EXCERPT start
Monday, Nov. 21, 1988

I Flew the Stealth Fighter

By Philip Elmer-DeWitt

There I was in the cockpit, hurtling toward the coast of Libya at 500 m.p.h. My mission: to drop a couple of 100-lb. Maverick missiles on a terrorist training camp near the Libyan port of Benghazi. My craft: the new supersecret F-19, a plane so hard to pick up on radar that I felt sure I could swoop in and blast Gaddafi's buddies without getting shot down myself. Suddenly, I saw something that shattered my composure. High over my stubby left wing, a Soviet-built MiG-25 Foxbat fighter was headed my way. Did the enemy know I was there? Whew!

Don't panic, I told myself. This is not a real cockpit, but a computer simulation of an American plane so classified that the Pentagon refuses even to admit that it exists. Although the Air Force is about to unveil its B-2 Stealth bomber, deep secrecy surrounds the smaller but equally advanced F-19, also known as the Stealth fighter. Even so, aviation buffs who study the Pentagon know a great deal about the covert craft. Novelist Tom Clancy featured it in his best seller Red Storm Rising, and Testor Corp. is selling detailed plastic-model F-19 kits for $9.50 each. Best of all, MicroProse, a software company based in Hunt Valley, Md., has produced a $69 computer program that lets would-be cold warriors -- and mild-mannered magazine writers -- try their hand at flying the world's most clandestine airplane.
EXCERPT end
DATASET start
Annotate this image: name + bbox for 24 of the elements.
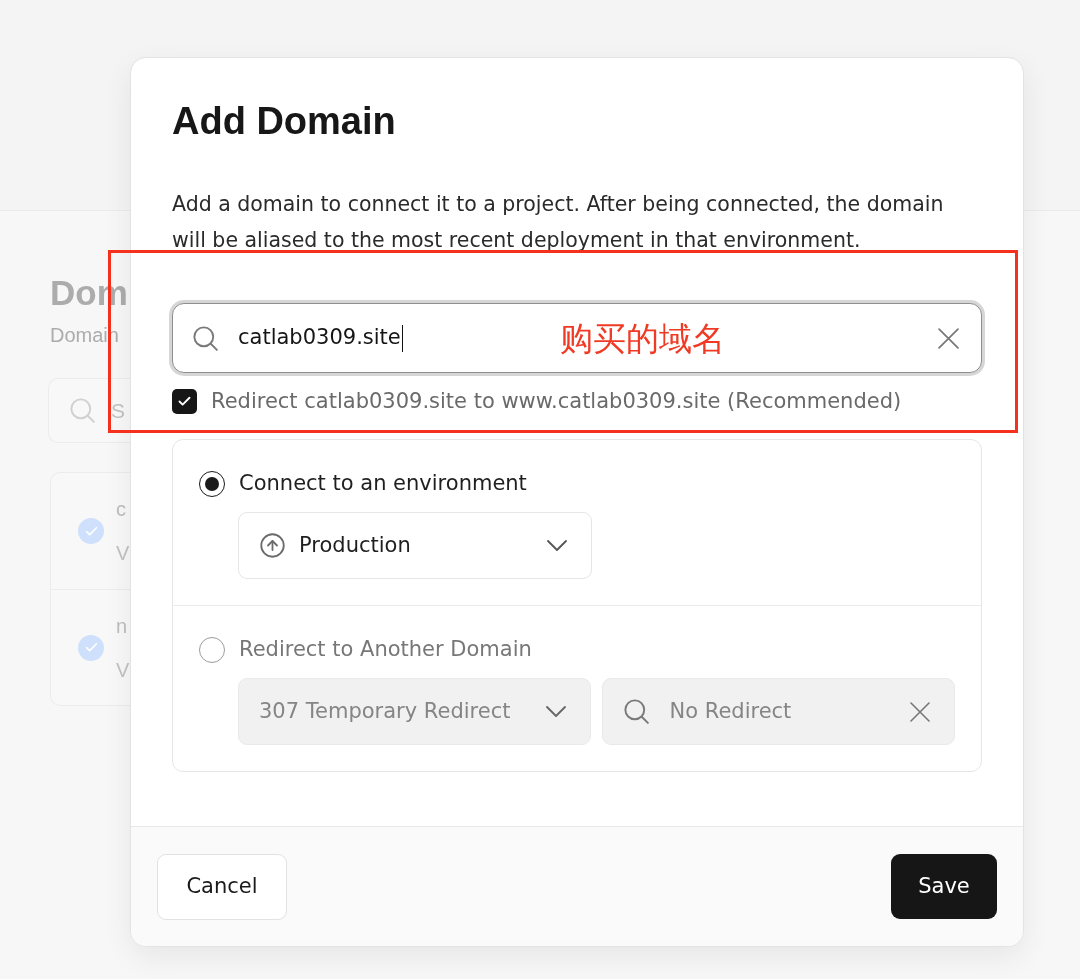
domain-name: c	[116, 497, 126, 521]
save-button[interactable]: Save	[891, 854, 997, 919]
environment-select[interactable]: Production	[238, 512, 592, 579]
radio-button[interactable]	[199, 471, 225, 497]
domain-name: n	[116, 613, 128, 638]
checkbox[interactable]	[172, 389, 197, 414]
arrow-up-circle-icon	[259, 532, 286, 559]
radio-button[interactable]	[199, 637, 225, 663]
chevron-down-icon	[545, 706, 566, 717]
dialog-title: Add Domain	[172, 99, 396, 144]
dialog-description: Add a domain to connect it to a project. After being connected, the domain will be aliased to the most recent deployment in that environment.	[172, 191, 945, 254]
checkmark-icon	[177, 394, 192, 409]
text-cursor-icon	[401, 324, 404, 352]
radio-label: Connect to an environment	[239, 470, 527, 498]
checkbox-label: Redirect catlab0309.site to www.catlab0309.site (Recommended)	[211, 387, 902, 415]
annotation-label: 购买的域名	[560, 319, 725, 359]
search-icon	[193, 325, 218, 351]
clear-icon[interactable]	[910, 701, 930, 722]
search-icon	[623, 699, 649, 724]
search-icon	[70, 398, 95, 423]
chevron-down-icon	[547, 540, 567, 551]
cancel-button[interactable]: Cancel	[157, 853, 287, 920]
clear-icon[interactable]	[938, 327, 959, 349]
radio-label: Redirect to Another Domain	[239, 636, 532, 664]
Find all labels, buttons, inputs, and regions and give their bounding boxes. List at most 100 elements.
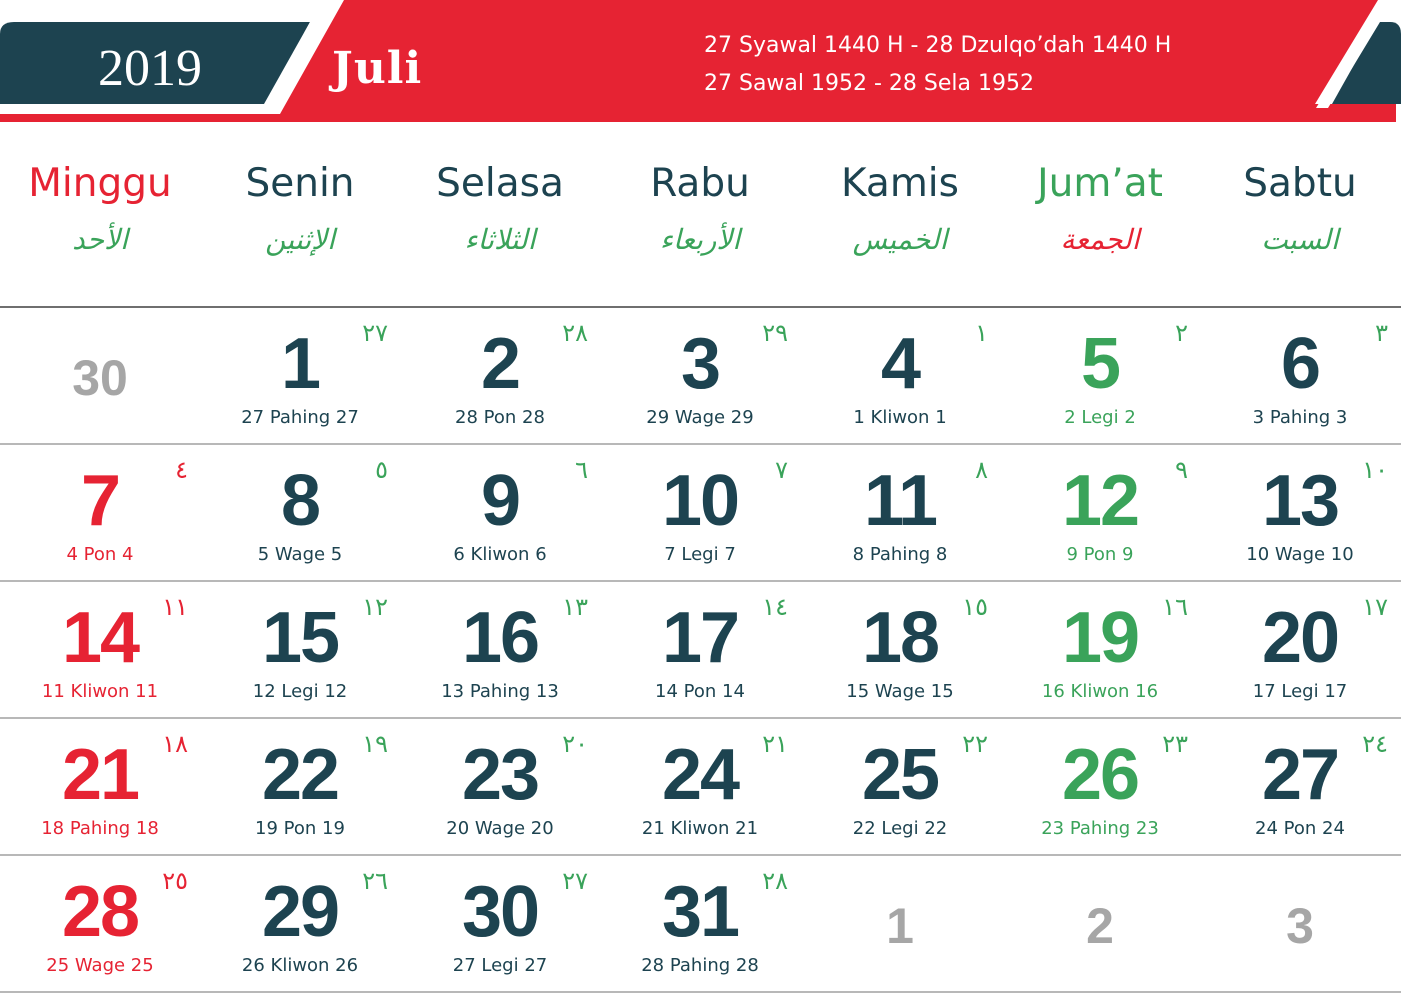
hijri-day: ٢٣ (1162, 730, 1188, 758)
hijri-day: ١٢ (362, 593, 388, 621)
day-cell: 13 ١٠ 10 Wage 10 (1200, 445, 1400, 580)
weekday-saturday: Sabtu السبت (1200, 140, 1400, 306)
day-cell: 16 ١٣ 13 Pahing 13 (400, 582, 600, 717)
hijri-day: ٢ (1175, 319, 1188, 347)
weekday-name: Rabu (650, 161, 750, 206)
weekday-name: Jum’at (1037, 161, 1163, 206)
weekday-arabic: الإثنين (265, 223, 335, 256)
pasaran-label: 12 Legi 12 (252, 681, 348, 702)
pasaran-label: 3 Pahing 3 (1252, 407, 1348, 428)
day-cell: 14 ١١ 11 Kliwon 11 (0, 582, 200, 717)
year-label: 2019 (98, 40, 202, 97)
day-cell: 2 (1000, 856, 1200, 991)
pasaran-label: 29 Wage 29 (646, 407, 754, 428)
pasaran-label: 16 Kliwon 16 (1041, 681, 1159, 702)
pasaran-label: 20 Wage 20 (446, 818, 554, 839)
weekday-name: Minggu (28, 161, 172, 206)
day-grid: 30 1 ٢ ٧ 27 Pahing 27 2 ٢٨ 28 Pon 28 3 ٢٩… (0, 308, 1401, 993)
day-cell: 22 ١٩ 19 Pon 19 (200, 719, 400, 854)
hijri-day: ٢٦ (362, 867, 388, 895)
day-number: 1 (886, 898, 914, 954)
weekday-arabic: الأربعاء (659, 223, 741, 256)
pasaran-label: 19 Pon 19 (255, 818, 345, 839)
day-cell: 25 ٢٢ 22 Legi 22 (800, 719, 1000, 854)
hijri-range-line-1: 27 Syawal 1440 H - 28 Dzulqo’dah 1440 H (704, 33, 1172, 58)
calendar-page: 2019 Juli 27 Syawal 1440 H - 28 Dzulqo’d… (0, 0, 1401, 993)
pasaran-label: 28 Pahing 28 (641, 955, 759, 976)
day-cell: 30 ٢٧ 27 Legi 27 (400, 856, 600, 991)
pasaran-label: 8 Pahing 8 (852, 544, 948, 565)
hijri-day: ٦ (575, 456, 588, 484)
pasaran-label: 27 Pahing 27 (241, 407, 359, 428)
pasaran-label: 9 Pon 9 (1066, 544, 1134, 565)
week-row: 7 ٤ 4 Pon 4 8 ٥ 5 Wage 5 9 ٦ 6 Kliwon 6 … (0, 445, 1401, 582)
day-cell: 4 ١ 1 Kliwon 1 (800, 308, 1000, 443)
month-label: Juli (332, 43, 423, 94)
pasaran-label: 23 Pahing 23 (1041, 818, 1159, 839)
weekday-monday: Senin الإثنين (200, 140, 400, 306)
pasaran-label: 4 Pon 4 (66, 544, 134, 565)
day-cell: 6 ٣ 3 Pahing 3 (1200, 308, 1400, 443)
weekday-name: Selasa (436, 161, 564, 206)
weekday-friday: Jum’at الجمعة (1000, 140, 1200, 306)
day-cell: 23 ٢٠ 20 Wage 20 (400, 719, 600, 854)
pasaran-label: 27 Legi 27 (452, 955, 548, 976)
day-cell: 21 ١٨ 18 Pahing 18 (0, 719, 200, 854)
weekday-tuesday: Selasa الثلاثاء (400, 140, 600, 306)
hijri-day: ٨ (975, 456, 988, 484)
pasaran-label: 28 Pon 28 (455, 407, 545, 428)
weekday-name: Kamis (841, 161, 959, 206)
week-row: 21 ١٨ 18 Pahing 18 22 ١٩ 19 Pon 19 23 ٢٠… (0, 719, 1401, 856)
day-cell: 27 ٢٤ 24 Pon 24 (1200, 719, 1400, 854)
day-cell: 29 ٢٦ 26 Kliwon 26 (200, 856, 400, 991)
weekday-arabic: الجمعة (1060, 223, 1140, 256)
pasaran-label: 26 Kliwon 26 (241, 955, 359, 976)
pasaran-label: 14 Pon 14 (655, 681, 745, 702)
day-cell: 7 ٤ 4 Pon 4 (0, 445, 200, 580)
hijri-day: ١٠ (1362, 456, 1388, 484)
day-cell: 31 ٢٨ 28 Pahing 28 (600, 856, 800, 991)
pasaran-label: 13 Pahing 13 (441, 681, 559, 702)
day-cell: 8 ٥ 5 Wage 5 (200, 445, 400, 580)
day-number: 2 (1086, 898, 1114, 954)
day-cell: 15 ١٢ 12 Legi 12 (200, 582, 400, 717)
pasaran-label: 10 Wage 10 (1246, 544, 1354, 565)
pasaran-label: 6 Kliwon 6 (453, 544, 547, 565)
day-cell: 3 ٢٩ 29 Wage 29 (600, 308, 800, 443)
pasaran-label: 1 Kliwon 1 (853, 407, 947, 428)
hijri-day: ١١ (162, 593, 188, 621)
day-cell: 9 ٦ 6 Kliwon 6 (400, 445, 600, 580)
day-number: 3 (1286, 898, 1314, 954)
day-cell: 5 ٢ 2 Legi 2 (1000, 308, 1200, 443)
day-cell: 1 (800, 856, 1000, 991)
hijri-range: 27 Syawal 1440 H - 28 Dzulqo’dah 1440 H … (704, 27, 1264, 103)
day-cell: 28 ٢٥ 25 Wage 25 (0, 856, 200, 991)
weekday-arabic: الثلاثاء (464, 223, 536, 256)
day-cell: 12 ٩ 9 Pon 9 (1000, 445, 1200, 580)
hijri-day: ١٧ (1362, 593, 1388, 621)
week-row: 30 1 ٢٧ 27 Pahing 27 2 ٢٨ 28 Pon 28 3 ٢٩… (0, 308, 1401, 445)
hijri-day: ٣ (1375, 319, 1388, 347)
pasaran-label: 5 Wage 5 (257, 544, 343, 565)
pasaran-label: 18 Pahing 18 (41, 818, 159, 839)
hijri-day: ٢٢ (962, 730, 988, 758)
hijri-day: ٤ (175, 456, 188, 484)
hijri-day: ٢٠ (562, 730, 588, 758)
weekday-arabic: الخميس (852, 223, 948, 256)
weekday-name: Senin (245, 161, 355, 206)
day-cell: 19 ١٦ 16 Kliwon 16 (1000, 582, 1200, 717)
weekday-arabic: الأحد (72, 223, 128, 256)
day-cell: 26 ٢٣ 23 Pahing 23 (1000, 719, 1200, 854)
javanese-range-line-2: 27 Sawal 1952 - 28 Sela 1952 (704, 71, 1034, 96)
hijri-day: ١٨ (162, 730, 188, 758)
hijri-day: ٢٨ (762, 867, 788, 895)
hijri-day: ٢٨ (562, 319, 588, 347)
hijri-day: ١٣ (562, 593, 588, 621)
weekday-arabic: السبت (1261, 223, 1339, 256)
hijri-day: ١ (975, 319, 988, 347)
weekday-wednesday: Rabu الأربعاء (600, 140, 800, 306)
weekday-header-row: Minggu الأحد Senin الإثنين Selasa الثلاث… (0, 140, 1401, 306)
day-number: 30 (72, 350, 128, 406)
day-cell: 20 ١٧ 17 Legi 17 (1200, 582, 1400, 717)
hijri-day: ٧ (775, 456, 788, 484)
DATASET end
_GIVEN TASK 1_: According to the stealth fighter article, how much does the MicroProse computer program cost?
_GIVEN TASK 2_: Pick up the stealth fighter article after its final sentence and keep writing it.

_TASK ANSWER 1_: $69

_TASK ANSWER 2_:
So there I was, sitting at the keyboard of an IBM PC AT, my eyes glued to the screen. Game or not, my pulse raced and my hands sweat as the MiG-25 came threateningly closer. Finally it peeled off toward Tripoli, its Soviet- trained pilot seemingly unaware of my 17-ton, coal-black aircraft a few hundred feet below. Apparently the F-19's array of detection-defeating * components, from the radar-absorbent panels on its wings to the nose cone coated with ceramics to minimize telltale infrared radiation, was working as designed. But I had also learned in my training flights how to slip past MiGs by keeping a close eye on the EMV, the electromagnetic visibility gauge that measures the F-19's "stealthiness." As long as I flew at an altitude below 500 ft., kept the engines throttled back and refrained from opening the bomb- bay doors, the meter's red bar stayed reassuringly low, signaling that I was all but invisible.

But now another %*& !! MiG crossed my nose, and I lost my cool. I fired an AIM-9M Sidewinder, and the MiG disappeared in a satisfying cloud of gray- black smoke. The explosion, though, caught the attention of hostile aircraft up and down the coast. Soon the warning lights on my display panel were lighted up like a pinball machine. I was able to evade an incoming AA-10 Alamo missile by releasing a burst of radar-deflecting chaff, and I fooled an SA-10 surface-to-air missile by sending out a decoy drone. But all the electronic countermeasures in the world were not going to get me back to my aircraft carrier in the Gulf of Sirte now that the Libyan air force was on my tail.

I took a couple of hits, and my plane went into a dive. Before bailing out, I loosed a Maverick in the general direction of Benghazi, unfortunately destroying a nearby village in the process. But as I drifted toward Libya in my parachute, I knew my next move. All I had to do was tap a few keys, go back to the program's main menu and choose another mission. This time I think I'll intercept that Soviet Tu-95D Bear reconnaissance plane heading for East Germany and blast it out of the sky . . .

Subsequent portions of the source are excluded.